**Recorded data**
┄┄┄┄┄┄┄┄┄┄┄┄┄┄┄┄┄┄┄┄

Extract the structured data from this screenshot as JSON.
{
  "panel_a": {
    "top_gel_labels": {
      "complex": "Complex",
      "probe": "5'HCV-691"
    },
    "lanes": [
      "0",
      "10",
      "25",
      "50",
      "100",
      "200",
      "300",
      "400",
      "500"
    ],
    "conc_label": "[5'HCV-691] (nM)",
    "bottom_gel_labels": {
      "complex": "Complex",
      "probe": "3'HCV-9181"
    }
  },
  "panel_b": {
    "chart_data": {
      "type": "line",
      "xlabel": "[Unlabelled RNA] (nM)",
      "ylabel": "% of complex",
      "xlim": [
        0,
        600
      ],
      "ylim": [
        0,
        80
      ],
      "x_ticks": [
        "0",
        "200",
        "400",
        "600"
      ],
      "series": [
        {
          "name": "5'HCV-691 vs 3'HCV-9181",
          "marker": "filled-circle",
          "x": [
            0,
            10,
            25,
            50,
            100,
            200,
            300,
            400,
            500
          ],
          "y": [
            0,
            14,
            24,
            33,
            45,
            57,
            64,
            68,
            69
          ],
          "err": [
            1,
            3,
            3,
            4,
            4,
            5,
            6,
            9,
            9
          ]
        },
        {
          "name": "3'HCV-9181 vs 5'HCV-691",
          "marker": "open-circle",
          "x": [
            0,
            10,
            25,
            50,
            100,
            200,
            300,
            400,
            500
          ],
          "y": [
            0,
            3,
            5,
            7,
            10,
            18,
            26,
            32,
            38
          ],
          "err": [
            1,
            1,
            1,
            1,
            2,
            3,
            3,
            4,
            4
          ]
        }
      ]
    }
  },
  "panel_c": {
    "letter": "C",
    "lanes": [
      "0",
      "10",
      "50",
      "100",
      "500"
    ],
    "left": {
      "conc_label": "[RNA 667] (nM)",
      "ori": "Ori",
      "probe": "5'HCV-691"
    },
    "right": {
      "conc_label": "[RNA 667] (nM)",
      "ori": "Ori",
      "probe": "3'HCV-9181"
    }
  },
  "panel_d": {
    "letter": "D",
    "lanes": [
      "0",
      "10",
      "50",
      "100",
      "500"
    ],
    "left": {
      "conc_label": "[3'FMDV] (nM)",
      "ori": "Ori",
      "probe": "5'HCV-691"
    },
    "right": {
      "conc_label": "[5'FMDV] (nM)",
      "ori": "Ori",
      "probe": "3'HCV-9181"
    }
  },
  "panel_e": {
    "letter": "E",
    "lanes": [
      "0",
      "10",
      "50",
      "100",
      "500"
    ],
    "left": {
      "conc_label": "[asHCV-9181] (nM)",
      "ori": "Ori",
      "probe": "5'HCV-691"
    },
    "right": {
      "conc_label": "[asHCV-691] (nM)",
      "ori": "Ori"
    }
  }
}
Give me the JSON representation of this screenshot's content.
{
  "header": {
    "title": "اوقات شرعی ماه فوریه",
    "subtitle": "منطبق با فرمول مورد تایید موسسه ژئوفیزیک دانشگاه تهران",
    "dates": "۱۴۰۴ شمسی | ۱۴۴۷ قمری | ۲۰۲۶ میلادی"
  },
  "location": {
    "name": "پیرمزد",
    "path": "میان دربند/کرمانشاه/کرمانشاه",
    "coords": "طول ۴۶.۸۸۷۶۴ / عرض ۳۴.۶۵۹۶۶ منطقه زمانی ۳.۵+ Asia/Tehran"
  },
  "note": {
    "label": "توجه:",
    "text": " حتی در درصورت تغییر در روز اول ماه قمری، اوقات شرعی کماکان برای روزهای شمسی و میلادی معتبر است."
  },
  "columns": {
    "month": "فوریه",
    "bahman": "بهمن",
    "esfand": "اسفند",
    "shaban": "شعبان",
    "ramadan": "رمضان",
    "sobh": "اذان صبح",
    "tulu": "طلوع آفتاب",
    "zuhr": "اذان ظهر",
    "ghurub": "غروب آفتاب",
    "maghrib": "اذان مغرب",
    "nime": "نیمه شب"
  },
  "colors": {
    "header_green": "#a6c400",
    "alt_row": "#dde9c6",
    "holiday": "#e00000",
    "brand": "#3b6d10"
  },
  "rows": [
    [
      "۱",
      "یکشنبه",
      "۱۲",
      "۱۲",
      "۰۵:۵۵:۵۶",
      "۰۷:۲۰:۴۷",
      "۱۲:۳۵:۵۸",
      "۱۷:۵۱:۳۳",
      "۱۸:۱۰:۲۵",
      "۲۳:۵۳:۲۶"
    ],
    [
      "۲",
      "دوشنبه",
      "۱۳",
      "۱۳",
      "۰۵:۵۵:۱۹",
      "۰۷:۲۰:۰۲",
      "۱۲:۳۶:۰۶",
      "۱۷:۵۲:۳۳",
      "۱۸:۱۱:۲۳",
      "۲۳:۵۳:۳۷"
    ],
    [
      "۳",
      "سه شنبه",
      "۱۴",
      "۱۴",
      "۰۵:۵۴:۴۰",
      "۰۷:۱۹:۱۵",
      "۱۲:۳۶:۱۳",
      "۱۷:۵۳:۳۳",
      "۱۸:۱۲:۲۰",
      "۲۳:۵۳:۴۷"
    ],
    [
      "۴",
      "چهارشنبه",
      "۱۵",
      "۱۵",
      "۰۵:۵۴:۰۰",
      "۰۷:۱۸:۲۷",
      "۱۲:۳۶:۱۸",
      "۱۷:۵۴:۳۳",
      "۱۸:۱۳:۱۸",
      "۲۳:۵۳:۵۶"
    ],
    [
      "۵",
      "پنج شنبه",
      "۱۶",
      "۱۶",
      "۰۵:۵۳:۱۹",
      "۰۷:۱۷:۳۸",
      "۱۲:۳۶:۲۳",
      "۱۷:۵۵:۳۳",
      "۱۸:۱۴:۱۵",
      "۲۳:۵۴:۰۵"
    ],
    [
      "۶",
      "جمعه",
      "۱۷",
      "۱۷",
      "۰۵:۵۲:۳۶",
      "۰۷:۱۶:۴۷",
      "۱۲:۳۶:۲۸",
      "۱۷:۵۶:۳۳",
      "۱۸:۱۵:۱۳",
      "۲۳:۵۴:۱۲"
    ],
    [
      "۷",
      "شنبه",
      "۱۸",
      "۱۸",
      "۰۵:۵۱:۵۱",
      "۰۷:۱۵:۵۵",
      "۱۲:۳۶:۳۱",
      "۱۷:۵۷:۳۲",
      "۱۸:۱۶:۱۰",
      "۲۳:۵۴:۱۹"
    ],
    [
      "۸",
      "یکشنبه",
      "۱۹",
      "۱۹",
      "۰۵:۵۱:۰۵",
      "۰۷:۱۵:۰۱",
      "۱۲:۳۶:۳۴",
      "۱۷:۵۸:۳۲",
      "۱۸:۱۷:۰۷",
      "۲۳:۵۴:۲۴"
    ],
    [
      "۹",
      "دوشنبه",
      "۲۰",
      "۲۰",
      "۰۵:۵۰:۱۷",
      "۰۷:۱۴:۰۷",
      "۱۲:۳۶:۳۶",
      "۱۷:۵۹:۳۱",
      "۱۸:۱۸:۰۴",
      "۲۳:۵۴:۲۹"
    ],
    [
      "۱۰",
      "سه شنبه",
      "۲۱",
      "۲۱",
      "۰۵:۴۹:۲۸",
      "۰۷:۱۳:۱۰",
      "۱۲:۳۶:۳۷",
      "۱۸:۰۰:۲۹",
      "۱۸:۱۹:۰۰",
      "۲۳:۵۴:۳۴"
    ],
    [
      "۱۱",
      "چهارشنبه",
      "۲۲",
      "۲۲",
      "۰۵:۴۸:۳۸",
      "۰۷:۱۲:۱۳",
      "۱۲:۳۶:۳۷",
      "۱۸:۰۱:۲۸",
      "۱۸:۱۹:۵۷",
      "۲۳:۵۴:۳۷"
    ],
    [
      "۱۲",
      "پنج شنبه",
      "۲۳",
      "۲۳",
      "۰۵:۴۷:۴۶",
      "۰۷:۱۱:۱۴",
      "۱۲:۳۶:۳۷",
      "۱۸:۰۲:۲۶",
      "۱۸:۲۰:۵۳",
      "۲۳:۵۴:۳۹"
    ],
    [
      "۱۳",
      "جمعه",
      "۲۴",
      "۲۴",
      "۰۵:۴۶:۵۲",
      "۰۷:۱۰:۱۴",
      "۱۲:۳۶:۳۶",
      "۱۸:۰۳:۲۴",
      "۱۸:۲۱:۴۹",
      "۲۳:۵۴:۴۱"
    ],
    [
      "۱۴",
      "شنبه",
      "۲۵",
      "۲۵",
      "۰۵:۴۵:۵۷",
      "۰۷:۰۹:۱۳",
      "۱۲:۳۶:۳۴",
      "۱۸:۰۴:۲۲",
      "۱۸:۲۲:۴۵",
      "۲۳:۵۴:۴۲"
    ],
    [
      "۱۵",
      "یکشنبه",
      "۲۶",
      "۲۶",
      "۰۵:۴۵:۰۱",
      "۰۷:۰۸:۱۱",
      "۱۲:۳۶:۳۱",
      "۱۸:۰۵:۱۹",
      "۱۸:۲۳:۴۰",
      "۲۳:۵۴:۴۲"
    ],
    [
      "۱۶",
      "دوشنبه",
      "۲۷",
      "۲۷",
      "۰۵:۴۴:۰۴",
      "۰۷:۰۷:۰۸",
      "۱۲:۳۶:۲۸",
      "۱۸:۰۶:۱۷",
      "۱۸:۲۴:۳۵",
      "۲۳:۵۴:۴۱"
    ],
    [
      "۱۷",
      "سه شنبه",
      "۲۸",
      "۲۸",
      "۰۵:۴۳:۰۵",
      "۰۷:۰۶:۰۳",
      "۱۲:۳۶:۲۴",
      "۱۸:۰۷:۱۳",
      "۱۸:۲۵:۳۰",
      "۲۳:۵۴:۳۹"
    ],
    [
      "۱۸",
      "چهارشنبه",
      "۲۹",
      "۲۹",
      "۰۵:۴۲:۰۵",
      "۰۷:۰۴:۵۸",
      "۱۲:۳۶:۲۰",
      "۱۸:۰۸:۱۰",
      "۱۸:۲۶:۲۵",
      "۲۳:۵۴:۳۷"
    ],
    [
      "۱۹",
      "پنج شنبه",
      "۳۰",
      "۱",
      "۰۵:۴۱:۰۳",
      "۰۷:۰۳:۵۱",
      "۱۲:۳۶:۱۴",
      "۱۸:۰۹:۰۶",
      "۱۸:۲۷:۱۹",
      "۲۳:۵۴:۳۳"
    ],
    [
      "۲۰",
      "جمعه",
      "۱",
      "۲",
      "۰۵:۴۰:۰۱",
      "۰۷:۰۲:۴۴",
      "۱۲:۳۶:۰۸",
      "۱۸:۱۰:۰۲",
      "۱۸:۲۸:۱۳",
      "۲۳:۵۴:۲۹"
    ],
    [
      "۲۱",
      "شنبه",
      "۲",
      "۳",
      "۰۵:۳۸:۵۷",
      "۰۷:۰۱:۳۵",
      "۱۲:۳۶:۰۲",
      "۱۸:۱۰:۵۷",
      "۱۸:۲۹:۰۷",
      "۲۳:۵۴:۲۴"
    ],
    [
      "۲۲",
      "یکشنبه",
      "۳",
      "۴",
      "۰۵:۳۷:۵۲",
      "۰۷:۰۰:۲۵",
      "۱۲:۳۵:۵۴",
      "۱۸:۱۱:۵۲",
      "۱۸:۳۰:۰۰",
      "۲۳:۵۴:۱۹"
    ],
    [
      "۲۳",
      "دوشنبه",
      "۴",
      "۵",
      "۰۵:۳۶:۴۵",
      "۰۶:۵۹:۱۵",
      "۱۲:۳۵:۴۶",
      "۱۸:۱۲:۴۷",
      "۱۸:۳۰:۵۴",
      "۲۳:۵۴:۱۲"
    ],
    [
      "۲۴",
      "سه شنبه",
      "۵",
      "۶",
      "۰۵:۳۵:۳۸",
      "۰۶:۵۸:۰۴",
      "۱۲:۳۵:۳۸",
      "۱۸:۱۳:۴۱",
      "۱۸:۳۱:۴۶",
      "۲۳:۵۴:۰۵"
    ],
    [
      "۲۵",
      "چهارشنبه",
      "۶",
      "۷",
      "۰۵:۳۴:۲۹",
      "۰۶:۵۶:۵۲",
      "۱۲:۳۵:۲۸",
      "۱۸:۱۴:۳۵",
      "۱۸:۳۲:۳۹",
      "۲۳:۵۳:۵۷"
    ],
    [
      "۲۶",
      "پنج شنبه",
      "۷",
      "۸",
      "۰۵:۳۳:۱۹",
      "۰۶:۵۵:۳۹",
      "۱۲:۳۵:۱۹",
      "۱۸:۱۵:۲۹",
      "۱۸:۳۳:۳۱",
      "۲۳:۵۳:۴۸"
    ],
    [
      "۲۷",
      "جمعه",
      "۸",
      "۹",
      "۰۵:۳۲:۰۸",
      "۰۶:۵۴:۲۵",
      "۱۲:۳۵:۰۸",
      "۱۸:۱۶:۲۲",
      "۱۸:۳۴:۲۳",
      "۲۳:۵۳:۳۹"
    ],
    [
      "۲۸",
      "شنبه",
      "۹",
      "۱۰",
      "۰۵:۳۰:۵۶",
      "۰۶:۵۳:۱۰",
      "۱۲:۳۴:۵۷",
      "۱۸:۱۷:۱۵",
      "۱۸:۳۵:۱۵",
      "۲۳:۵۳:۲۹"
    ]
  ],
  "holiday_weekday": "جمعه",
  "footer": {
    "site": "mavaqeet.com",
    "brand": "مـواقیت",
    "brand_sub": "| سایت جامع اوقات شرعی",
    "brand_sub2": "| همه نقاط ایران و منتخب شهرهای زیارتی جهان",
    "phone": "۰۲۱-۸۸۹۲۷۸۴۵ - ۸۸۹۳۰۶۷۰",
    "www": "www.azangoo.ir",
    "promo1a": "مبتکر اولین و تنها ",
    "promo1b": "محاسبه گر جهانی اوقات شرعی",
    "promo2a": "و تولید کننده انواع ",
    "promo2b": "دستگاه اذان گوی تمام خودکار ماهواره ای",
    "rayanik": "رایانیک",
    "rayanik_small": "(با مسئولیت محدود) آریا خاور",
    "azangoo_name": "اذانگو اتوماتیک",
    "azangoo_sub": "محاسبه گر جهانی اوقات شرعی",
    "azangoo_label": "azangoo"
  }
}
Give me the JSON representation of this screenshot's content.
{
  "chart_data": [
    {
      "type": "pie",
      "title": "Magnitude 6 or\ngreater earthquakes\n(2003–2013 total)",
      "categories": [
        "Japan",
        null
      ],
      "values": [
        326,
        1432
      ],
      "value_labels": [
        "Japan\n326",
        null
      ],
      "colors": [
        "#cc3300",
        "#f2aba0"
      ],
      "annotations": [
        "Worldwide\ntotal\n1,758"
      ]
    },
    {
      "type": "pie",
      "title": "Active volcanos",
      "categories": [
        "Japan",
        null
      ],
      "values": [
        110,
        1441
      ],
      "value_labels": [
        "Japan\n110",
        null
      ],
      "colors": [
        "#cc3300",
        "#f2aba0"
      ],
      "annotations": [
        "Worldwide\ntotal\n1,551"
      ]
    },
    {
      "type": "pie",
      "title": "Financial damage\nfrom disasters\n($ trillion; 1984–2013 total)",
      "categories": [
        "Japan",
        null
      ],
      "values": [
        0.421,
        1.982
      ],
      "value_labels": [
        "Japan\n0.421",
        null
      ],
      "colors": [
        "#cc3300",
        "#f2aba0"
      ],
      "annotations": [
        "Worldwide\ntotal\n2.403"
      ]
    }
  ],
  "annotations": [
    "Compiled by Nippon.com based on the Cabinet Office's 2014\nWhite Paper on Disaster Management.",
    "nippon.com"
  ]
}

┄┄┄┄┄┄┄┄┄┄┄┄┄┄┄┄┄┄┄┄

**Task to complete**
From the entries, report each line that includes the word "ntotal".

**Full solution**
        "Worldwide\ntotal\n1,758"
        "Worldwide\ntotal\n1,551"
        "Worldwide\ntotal\n2.403"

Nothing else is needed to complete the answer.